■ What you will do ■
Make an exact copy of all the entries below, with the pictures left out.

■ Data entries ■
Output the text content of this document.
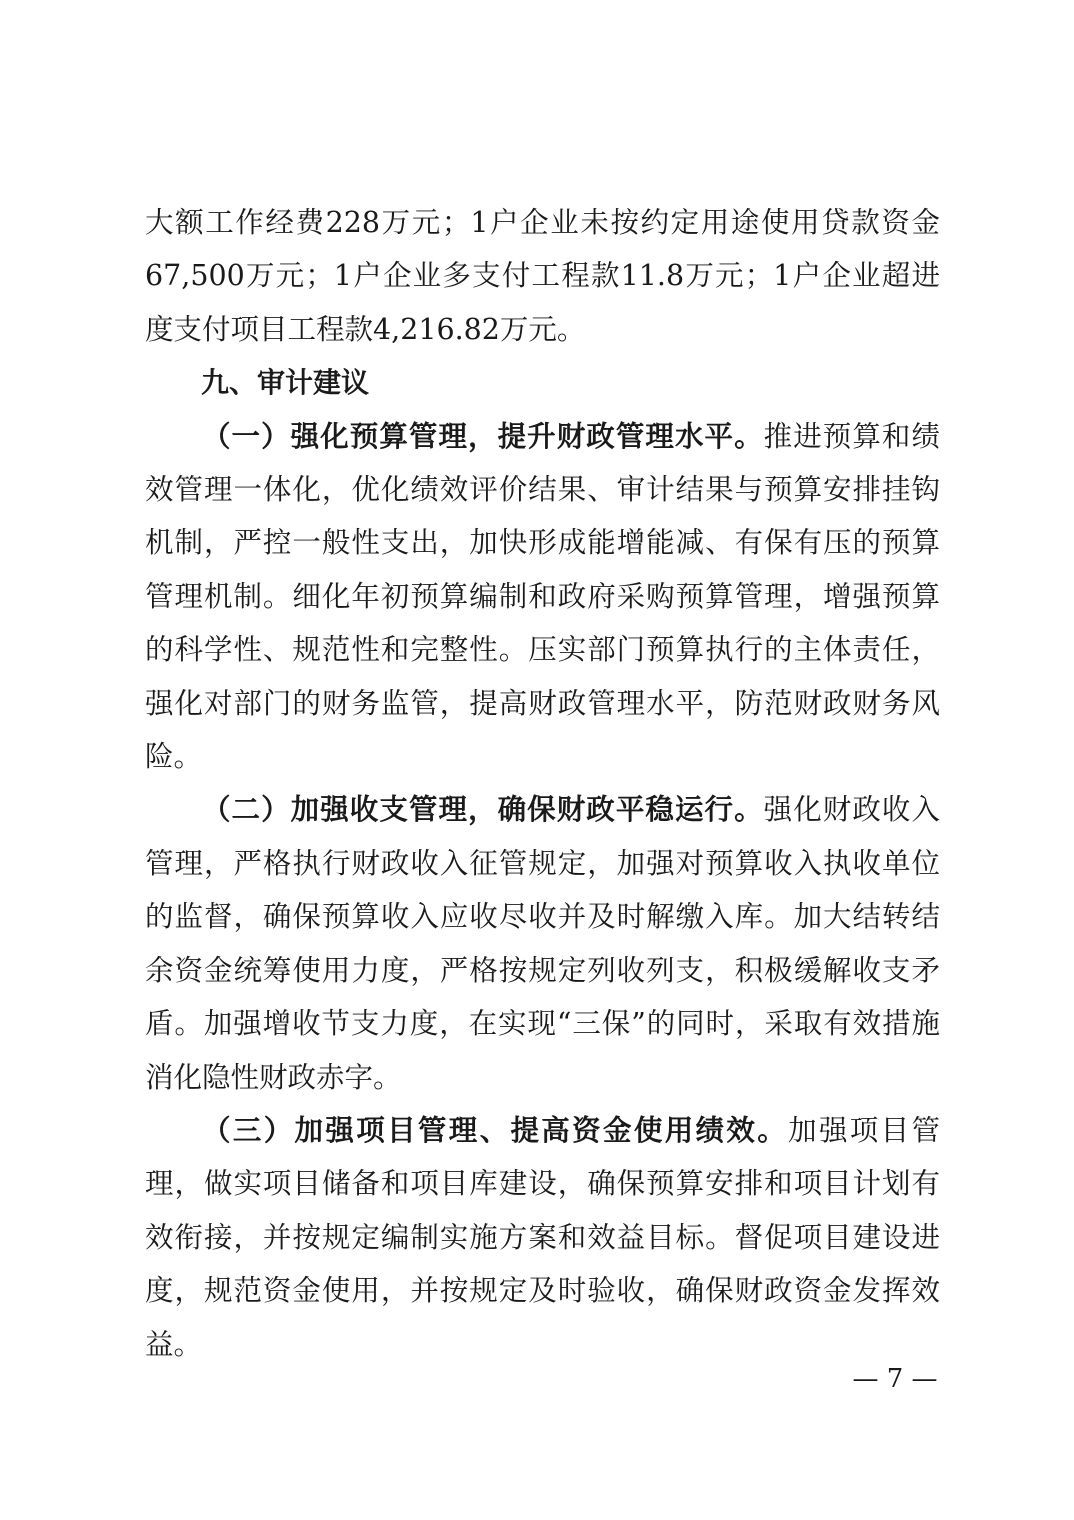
大额工作经费228万元；1户企业未按约定用途使用贷款资金67,500万元；1户企业多支付工程款11.8万元；1户企业超进度支付项目工程款4,216.82万元。

九、审计建议

（一）强化预算管理，提升财政管理水平。推进预算和绩效管理一体化，优化绩效评价结果、审计结果与预算安排挂钩机制，严控一般性支出，加快形成能增能减、有保有压的预算管理机制。细化年初预算编制和政府采购预算管理，增强预算的科学性、规范性和完整性。压实部门预算执行的主体责任，强化对部门的财务监管，提高财政管理水平，防范财政财务风险。

（二）加强收支管理，确保财政平稳运行。强化财政收入管理，严格执行财政收入征管规定，加强对预算收入执收单位的监督，确保预算收入应收尽收并及时解缴入库。加大结转结余资金统筹使用力度，严格按规定列收列支，积极缓解收支矛盾。加强增收节支力度，在实现“三保”的同时，采取有效措施消化隐性财政赤字。

（三）加强项目管理、提高资金使用绩效。加强项目管理，做实项目储备和项目库建设，确保预算安排和项目计划有效衔接，并按规定编制实施方案和效益目标。督促项目建设进度，规范资金使用，并按规定及时验收，确保财政资金发挥效益。

— 7 —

■ Result for this exercise ■
Output the text content of this document.
大额工作经费228万元；1户企业未按约定用途使用贷款资金67,500万元；1户企业多支付工程款11.8万元；1户企业超进度支付项目工程款4,216.82万元。

九、审计建议

（一）强化预算管理，提升财政管理水平。推进预算和绩效管理一体化，优化绩效评价结果、审计结果与预算安排挂钩机制，严控一般性支出，加快形成能增能减、有保有压的预算管理机制。细化年初预算编制和政府采购预算管理，增强预算的科学性、规范性和完整性。压实部门预算执行的主体责任，强化对部门的财务监管，提高财政管理水平，防范财政财务风险。

（二）加强收支管理，确保财政平稳运行。强化财政收入管理，严格执行财政收入征管规定，加强对预算收入执收单位的监督，确保预算收入应收尽收并及时解缴入库。加大结转结余资金统筹使用力度，严格按规定列收列支，积极缓解收支矛盾。加强增收节支力度，在实现“三保”的同时，采取有效措施消化隐性财政赤字。

（三）加强项目管理、提高资金使用绩效。加强项目管理，做实项目储备和项目库建设，确保预算安排和项目计划有效衔接，并按规定编制实施方案和效益目标。督促项目建设进度，规范资金使用，并按规定及时验收，确保财政资金发挥效益。

— 7 —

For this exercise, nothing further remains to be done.